------ Data extract ------
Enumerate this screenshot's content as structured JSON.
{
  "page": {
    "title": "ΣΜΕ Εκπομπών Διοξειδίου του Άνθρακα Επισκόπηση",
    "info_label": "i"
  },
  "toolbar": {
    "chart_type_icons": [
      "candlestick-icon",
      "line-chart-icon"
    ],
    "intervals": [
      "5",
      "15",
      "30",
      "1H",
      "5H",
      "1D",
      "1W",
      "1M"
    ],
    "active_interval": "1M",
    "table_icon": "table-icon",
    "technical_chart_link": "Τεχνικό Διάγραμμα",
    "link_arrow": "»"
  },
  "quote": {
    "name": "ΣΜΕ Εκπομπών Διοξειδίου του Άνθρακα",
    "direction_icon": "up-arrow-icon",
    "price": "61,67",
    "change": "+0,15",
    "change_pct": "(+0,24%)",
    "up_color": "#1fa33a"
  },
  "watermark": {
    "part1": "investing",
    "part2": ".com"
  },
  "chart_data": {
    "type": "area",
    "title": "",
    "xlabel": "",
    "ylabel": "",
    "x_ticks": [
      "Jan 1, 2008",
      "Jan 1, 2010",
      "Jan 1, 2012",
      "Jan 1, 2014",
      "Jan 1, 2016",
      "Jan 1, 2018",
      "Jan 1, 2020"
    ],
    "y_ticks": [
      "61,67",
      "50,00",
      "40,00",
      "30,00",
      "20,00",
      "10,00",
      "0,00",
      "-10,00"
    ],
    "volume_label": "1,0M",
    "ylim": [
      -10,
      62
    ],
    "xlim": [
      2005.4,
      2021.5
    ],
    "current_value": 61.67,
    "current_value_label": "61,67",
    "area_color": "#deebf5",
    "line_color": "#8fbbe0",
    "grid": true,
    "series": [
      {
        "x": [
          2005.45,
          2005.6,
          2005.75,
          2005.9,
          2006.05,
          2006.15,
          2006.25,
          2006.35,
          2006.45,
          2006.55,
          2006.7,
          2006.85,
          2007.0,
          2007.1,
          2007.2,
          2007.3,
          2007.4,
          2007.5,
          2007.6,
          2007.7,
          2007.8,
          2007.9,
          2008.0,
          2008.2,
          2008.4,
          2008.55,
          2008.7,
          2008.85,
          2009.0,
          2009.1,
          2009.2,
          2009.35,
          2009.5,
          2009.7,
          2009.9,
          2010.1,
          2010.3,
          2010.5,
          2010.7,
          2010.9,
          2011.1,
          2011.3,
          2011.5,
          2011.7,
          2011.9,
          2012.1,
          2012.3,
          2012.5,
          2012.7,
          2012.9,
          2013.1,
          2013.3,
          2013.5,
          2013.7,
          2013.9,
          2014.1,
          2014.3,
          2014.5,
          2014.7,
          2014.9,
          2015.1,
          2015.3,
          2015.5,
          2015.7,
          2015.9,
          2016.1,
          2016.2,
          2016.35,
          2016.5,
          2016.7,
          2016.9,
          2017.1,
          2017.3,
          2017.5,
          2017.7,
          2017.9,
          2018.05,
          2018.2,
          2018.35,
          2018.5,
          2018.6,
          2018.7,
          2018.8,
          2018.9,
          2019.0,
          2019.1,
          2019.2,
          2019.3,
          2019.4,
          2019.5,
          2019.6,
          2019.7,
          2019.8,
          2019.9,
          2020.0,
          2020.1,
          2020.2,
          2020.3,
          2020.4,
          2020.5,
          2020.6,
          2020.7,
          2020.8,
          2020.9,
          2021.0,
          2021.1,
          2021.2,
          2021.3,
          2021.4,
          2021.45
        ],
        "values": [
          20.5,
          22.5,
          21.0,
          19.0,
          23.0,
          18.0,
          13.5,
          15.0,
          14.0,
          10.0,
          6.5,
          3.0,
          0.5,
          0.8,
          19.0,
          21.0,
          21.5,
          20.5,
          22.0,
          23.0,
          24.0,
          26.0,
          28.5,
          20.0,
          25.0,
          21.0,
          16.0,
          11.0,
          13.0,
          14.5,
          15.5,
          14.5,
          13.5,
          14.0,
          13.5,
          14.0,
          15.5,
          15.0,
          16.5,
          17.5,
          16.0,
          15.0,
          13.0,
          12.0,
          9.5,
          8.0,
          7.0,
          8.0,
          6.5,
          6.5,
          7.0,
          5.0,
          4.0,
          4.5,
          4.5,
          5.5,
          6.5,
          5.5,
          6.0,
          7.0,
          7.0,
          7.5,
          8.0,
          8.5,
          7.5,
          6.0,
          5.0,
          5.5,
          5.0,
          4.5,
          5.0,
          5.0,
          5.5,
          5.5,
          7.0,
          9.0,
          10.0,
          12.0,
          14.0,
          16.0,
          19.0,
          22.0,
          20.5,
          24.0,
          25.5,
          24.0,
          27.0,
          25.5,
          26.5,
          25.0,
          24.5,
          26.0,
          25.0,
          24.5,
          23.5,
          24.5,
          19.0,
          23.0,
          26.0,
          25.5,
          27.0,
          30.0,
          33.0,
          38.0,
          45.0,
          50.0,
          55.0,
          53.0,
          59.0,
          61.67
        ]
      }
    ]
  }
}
------
Among the entries above, how many lines hold the string "Εκπομπών"? Respond with nothing but the number.

# Exercise solution
2